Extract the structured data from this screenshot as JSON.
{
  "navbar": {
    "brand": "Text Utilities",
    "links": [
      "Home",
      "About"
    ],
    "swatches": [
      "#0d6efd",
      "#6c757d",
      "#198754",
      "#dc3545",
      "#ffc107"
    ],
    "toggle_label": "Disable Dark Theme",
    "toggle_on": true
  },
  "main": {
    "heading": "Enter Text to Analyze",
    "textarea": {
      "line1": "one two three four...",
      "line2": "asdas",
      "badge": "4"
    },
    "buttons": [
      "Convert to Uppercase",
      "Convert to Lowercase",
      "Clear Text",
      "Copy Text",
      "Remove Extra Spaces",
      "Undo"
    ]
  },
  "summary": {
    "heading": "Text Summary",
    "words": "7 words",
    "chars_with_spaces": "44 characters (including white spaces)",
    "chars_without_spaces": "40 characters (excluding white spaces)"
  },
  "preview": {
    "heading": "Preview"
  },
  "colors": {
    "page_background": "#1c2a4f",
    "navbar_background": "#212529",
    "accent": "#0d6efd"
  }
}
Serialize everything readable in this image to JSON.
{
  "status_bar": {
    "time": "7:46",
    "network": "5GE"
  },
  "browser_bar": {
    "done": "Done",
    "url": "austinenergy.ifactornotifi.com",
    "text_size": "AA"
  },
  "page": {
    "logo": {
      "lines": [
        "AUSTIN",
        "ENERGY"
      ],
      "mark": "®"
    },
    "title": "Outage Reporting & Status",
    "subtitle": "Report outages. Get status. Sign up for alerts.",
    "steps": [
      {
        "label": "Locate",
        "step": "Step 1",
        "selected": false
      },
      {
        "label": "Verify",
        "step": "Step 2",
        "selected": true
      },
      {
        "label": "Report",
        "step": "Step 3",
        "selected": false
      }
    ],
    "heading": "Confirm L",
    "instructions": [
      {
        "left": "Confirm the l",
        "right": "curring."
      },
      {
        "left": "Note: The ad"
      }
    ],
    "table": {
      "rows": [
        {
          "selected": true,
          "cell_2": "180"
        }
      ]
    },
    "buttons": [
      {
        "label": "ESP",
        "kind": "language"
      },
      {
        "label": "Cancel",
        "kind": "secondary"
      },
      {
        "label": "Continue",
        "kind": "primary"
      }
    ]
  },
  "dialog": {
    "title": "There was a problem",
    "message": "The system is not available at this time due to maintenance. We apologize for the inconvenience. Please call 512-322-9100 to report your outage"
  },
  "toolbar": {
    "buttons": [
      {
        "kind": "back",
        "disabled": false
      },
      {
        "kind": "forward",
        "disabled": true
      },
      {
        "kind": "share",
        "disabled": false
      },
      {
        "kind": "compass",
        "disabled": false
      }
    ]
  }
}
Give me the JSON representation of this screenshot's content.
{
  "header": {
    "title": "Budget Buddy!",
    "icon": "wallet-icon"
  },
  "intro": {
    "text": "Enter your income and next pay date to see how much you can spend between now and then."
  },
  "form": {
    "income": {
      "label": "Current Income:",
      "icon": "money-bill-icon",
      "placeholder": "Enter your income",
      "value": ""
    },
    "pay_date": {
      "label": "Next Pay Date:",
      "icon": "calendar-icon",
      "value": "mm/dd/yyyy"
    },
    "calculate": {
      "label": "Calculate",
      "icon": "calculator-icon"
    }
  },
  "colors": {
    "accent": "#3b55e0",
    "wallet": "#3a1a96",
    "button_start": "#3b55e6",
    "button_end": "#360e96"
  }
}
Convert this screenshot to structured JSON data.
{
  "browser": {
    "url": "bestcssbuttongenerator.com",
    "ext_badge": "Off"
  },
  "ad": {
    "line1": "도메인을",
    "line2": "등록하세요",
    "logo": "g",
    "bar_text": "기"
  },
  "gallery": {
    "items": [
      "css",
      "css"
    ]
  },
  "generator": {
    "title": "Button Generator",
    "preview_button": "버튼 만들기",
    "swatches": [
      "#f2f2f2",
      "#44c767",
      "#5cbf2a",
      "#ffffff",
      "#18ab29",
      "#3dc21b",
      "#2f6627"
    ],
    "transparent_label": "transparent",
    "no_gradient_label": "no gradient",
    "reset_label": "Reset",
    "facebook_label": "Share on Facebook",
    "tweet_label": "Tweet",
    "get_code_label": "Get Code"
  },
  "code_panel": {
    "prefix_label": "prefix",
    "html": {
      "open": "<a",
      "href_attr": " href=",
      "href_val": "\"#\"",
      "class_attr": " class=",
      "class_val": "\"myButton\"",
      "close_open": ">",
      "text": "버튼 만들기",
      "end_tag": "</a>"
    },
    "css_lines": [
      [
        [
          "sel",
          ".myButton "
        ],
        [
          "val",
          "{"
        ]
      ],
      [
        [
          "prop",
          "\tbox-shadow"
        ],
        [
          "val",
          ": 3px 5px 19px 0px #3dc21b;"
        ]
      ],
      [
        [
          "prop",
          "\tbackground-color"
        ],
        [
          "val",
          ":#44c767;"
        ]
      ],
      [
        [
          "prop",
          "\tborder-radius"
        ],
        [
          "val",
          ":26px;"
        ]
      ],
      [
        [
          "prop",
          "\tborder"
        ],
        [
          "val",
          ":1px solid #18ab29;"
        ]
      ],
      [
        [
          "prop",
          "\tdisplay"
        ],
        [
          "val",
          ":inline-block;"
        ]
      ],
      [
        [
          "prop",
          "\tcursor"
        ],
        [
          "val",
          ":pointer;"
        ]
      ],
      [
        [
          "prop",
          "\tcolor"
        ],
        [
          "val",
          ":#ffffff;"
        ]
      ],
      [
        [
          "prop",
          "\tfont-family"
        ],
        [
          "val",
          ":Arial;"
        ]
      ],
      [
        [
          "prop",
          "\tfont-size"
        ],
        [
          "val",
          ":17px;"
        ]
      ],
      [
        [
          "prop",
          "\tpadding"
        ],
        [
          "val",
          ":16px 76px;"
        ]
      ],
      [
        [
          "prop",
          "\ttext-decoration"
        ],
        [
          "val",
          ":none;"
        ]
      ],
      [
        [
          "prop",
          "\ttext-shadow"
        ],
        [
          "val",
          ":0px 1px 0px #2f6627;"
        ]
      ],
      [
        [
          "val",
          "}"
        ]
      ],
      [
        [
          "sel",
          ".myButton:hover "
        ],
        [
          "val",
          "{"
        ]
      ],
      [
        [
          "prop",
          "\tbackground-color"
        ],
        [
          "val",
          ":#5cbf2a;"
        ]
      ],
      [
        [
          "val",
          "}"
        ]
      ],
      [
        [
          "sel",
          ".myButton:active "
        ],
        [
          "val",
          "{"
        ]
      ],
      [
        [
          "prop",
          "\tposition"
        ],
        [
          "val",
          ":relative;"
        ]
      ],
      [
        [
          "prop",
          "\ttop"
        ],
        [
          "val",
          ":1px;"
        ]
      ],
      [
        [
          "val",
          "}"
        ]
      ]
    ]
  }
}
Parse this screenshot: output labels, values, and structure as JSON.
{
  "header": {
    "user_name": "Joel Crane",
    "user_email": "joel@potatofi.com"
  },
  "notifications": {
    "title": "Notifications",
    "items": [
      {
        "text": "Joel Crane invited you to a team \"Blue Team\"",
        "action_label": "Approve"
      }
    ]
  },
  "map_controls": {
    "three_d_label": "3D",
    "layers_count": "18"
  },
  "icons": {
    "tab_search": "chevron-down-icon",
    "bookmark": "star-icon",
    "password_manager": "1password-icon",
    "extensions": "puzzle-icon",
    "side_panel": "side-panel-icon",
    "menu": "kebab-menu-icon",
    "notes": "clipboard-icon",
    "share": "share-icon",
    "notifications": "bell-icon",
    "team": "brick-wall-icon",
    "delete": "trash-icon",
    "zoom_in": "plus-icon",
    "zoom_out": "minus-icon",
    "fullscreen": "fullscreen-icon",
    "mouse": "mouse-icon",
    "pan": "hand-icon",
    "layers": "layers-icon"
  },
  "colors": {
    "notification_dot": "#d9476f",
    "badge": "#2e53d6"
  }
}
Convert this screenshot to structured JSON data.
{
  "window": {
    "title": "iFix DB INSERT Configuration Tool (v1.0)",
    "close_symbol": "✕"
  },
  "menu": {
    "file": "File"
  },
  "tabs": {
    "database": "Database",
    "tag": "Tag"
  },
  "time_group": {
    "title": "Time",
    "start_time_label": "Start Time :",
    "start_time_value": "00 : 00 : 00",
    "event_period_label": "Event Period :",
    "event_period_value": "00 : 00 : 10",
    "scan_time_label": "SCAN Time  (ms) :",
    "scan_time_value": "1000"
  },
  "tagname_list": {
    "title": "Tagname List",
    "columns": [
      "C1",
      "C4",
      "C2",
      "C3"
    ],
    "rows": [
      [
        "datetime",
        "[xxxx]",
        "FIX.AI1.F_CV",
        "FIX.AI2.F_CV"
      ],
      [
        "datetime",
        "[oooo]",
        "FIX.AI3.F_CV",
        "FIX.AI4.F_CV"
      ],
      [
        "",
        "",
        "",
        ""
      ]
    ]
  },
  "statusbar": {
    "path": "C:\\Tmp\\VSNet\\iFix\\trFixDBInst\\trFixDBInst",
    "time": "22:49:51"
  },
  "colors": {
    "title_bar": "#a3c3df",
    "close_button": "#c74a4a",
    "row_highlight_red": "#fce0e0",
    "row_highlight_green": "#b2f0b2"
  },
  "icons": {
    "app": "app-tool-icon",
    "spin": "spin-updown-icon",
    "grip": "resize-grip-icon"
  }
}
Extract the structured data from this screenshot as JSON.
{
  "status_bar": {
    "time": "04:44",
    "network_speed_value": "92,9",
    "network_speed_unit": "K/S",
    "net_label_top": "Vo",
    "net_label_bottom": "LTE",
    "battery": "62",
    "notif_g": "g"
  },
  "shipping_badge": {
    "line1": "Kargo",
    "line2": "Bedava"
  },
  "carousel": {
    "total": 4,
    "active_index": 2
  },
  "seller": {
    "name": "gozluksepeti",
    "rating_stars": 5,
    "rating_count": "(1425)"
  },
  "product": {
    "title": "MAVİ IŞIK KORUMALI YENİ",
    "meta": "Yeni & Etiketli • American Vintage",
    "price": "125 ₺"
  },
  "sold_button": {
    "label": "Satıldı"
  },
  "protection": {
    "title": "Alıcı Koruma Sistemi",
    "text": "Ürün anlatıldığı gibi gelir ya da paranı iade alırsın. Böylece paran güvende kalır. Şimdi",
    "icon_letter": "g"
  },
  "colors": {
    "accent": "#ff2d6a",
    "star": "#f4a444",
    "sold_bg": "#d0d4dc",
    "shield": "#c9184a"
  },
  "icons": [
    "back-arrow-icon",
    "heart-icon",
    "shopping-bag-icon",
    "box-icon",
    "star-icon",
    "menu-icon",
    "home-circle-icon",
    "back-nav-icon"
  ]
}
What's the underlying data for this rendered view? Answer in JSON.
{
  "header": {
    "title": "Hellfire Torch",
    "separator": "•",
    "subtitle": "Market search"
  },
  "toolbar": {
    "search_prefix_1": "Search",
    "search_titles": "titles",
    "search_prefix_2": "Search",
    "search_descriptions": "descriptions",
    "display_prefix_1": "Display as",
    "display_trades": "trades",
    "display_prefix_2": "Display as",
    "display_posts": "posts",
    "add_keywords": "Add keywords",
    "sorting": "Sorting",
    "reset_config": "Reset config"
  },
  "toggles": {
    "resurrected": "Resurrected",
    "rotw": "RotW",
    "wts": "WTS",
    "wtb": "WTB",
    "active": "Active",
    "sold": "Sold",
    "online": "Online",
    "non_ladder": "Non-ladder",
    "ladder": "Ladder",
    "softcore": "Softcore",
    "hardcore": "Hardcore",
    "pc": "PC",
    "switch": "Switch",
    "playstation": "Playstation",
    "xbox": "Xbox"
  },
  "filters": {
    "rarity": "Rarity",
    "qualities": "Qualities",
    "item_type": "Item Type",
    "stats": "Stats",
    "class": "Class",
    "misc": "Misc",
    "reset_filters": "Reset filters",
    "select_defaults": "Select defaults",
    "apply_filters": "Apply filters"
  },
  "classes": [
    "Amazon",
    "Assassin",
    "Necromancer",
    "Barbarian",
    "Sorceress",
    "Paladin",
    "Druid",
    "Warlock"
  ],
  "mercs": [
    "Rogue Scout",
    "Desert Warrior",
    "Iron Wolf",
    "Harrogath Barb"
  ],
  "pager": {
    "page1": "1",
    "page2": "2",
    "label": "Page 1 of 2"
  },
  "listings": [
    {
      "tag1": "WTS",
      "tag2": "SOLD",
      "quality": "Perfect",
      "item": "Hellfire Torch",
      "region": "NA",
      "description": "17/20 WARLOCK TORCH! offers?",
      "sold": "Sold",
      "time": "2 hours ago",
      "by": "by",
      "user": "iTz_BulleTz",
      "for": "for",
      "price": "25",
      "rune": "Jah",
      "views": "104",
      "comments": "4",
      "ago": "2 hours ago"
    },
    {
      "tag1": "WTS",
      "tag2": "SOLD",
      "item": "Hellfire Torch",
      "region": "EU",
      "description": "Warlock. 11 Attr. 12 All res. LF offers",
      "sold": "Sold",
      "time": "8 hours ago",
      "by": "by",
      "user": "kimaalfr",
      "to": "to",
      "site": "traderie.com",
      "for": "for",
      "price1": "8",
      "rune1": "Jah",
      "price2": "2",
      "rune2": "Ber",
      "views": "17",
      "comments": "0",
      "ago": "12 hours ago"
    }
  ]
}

▶ SET TASK
Gather all lines of the records that include the word "iFix".

▶ RESPONSE TO THIS EXERCISE
    "title": "iFix DB INSERT Configuration Tool (v1.0)",
    "path": "C:\\Tmp\\VSNet\\iFix\\trFixDBInst\\trFixDBInst",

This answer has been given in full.